BEGIN Records for the task

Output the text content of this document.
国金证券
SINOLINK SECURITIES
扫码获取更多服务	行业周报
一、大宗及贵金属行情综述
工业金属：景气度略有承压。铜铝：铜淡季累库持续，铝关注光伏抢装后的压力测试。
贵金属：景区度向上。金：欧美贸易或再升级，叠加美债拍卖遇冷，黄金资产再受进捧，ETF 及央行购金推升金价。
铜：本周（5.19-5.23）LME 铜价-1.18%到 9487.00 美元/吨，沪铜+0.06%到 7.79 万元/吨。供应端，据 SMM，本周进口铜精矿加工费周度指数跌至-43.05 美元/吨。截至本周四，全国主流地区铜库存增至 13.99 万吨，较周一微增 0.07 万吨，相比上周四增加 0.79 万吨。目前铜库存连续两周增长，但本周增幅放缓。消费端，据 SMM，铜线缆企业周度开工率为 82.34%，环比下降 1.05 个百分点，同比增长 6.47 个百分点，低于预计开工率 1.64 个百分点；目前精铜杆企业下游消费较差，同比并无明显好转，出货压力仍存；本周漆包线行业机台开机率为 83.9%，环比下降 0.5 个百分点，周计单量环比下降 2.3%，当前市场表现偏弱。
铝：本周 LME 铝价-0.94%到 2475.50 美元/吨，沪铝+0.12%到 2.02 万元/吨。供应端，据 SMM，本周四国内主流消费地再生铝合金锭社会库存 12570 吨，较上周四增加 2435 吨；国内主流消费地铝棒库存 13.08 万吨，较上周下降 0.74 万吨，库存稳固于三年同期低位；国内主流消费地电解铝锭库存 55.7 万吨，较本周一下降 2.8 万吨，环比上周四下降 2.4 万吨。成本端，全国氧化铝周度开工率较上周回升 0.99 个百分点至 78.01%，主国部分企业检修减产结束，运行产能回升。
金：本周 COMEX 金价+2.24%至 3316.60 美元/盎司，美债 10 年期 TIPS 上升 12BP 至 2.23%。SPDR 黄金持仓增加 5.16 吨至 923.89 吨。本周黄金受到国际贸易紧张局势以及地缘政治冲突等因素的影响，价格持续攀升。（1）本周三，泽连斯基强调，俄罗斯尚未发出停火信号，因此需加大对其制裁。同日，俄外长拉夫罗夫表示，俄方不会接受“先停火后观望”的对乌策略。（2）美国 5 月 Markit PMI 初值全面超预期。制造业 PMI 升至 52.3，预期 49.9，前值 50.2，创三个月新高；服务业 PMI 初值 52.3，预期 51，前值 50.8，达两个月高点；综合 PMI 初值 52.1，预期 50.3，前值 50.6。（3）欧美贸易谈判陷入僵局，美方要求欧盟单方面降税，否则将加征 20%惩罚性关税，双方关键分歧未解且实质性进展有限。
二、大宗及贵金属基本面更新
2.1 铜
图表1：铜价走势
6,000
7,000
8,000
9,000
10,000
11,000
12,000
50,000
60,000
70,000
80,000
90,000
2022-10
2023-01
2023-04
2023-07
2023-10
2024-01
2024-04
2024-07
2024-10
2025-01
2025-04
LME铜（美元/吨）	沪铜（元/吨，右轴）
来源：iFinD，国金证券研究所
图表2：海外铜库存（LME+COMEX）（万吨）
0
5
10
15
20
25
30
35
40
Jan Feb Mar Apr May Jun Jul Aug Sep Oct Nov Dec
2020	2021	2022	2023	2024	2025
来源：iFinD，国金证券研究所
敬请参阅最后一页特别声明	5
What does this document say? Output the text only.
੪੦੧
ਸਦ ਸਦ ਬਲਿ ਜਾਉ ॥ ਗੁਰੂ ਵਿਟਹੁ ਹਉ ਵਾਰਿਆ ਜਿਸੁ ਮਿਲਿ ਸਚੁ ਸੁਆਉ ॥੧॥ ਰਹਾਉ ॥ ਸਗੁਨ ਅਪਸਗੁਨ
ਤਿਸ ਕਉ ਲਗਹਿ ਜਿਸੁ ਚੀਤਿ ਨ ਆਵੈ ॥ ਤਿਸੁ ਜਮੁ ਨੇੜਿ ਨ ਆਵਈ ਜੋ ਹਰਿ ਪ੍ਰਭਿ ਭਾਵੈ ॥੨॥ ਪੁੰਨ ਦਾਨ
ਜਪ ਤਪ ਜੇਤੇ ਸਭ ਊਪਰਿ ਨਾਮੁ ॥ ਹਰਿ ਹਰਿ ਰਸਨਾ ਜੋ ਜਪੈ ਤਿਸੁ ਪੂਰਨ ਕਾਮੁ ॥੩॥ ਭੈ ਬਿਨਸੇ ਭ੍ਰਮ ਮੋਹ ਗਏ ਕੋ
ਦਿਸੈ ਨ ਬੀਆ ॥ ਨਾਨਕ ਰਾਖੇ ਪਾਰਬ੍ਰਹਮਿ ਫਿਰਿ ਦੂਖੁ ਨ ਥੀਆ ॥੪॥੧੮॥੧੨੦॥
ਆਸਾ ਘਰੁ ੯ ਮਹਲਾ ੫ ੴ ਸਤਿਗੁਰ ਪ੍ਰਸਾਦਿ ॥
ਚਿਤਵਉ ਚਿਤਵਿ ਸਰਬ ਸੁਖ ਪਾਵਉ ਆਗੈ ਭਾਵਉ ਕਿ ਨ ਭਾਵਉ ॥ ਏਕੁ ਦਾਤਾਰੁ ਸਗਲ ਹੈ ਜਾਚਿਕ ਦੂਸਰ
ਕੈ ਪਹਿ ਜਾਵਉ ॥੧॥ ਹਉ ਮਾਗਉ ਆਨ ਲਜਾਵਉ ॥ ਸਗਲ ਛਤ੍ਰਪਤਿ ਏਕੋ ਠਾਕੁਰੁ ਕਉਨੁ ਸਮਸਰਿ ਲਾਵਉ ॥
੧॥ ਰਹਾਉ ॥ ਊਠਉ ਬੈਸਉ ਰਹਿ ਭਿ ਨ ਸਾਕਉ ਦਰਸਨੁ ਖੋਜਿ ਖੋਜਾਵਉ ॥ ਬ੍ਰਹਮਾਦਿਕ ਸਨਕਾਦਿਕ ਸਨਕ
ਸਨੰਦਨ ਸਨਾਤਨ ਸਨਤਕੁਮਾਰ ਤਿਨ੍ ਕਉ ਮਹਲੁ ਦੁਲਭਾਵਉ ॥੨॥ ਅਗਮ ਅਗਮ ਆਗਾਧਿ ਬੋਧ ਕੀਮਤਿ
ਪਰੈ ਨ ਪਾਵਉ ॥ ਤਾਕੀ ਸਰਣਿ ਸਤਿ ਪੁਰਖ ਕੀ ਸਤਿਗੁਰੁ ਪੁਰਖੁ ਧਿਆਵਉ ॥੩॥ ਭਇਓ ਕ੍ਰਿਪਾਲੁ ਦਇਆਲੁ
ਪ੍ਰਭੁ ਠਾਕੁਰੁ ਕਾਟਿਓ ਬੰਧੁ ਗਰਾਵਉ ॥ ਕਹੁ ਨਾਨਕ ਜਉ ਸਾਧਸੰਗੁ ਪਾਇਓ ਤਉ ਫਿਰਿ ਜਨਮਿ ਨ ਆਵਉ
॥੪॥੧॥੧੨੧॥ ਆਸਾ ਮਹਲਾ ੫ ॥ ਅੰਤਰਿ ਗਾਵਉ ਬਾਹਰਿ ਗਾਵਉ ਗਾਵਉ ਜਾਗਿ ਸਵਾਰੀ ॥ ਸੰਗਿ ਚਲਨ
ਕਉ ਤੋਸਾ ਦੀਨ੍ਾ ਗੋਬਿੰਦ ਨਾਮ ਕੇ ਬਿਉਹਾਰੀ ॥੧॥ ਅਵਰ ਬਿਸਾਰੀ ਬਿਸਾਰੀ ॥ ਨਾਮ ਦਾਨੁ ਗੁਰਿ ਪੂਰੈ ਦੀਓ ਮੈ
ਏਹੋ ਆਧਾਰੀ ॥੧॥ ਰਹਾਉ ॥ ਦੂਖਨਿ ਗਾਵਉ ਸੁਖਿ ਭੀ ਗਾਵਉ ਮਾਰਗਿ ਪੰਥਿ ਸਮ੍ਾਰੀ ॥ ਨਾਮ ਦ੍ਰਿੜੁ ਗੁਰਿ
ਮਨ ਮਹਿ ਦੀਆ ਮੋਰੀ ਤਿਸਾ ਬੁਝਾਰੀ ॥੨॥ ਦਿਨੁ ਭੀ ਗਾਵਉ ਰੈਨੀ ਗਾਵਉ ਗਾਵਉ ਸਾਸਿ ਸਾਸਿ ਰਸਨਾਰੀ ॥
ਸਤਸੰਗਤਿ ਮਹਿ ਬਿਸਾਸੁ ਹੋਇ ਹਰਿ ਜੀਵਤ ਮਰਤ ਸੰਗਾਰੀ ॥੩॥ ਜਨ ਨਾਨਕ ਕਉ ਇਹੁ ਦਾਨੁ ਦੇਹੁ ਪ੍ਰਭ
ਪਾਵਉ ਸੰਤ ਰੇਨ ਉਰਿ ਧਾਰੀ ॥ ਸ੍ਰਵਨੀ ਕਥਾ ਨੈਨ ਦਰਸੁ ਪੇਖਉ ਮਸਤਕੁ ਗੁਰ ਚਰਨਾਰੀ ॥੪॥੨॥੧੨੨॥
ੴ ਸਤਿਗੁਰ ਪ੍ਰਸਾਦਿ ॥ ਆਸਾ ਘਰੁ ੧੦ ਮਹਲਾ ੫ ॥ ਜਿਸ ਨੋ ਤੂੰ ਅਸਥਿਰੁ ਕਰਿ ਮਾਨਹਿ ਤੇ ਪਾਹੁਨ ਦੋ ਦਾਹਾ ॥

END Records for the task

Description of the task: List all lines holding the string "text".

Solution to this exercise:
Output the text content of this document.
What does this document say? Output the text only.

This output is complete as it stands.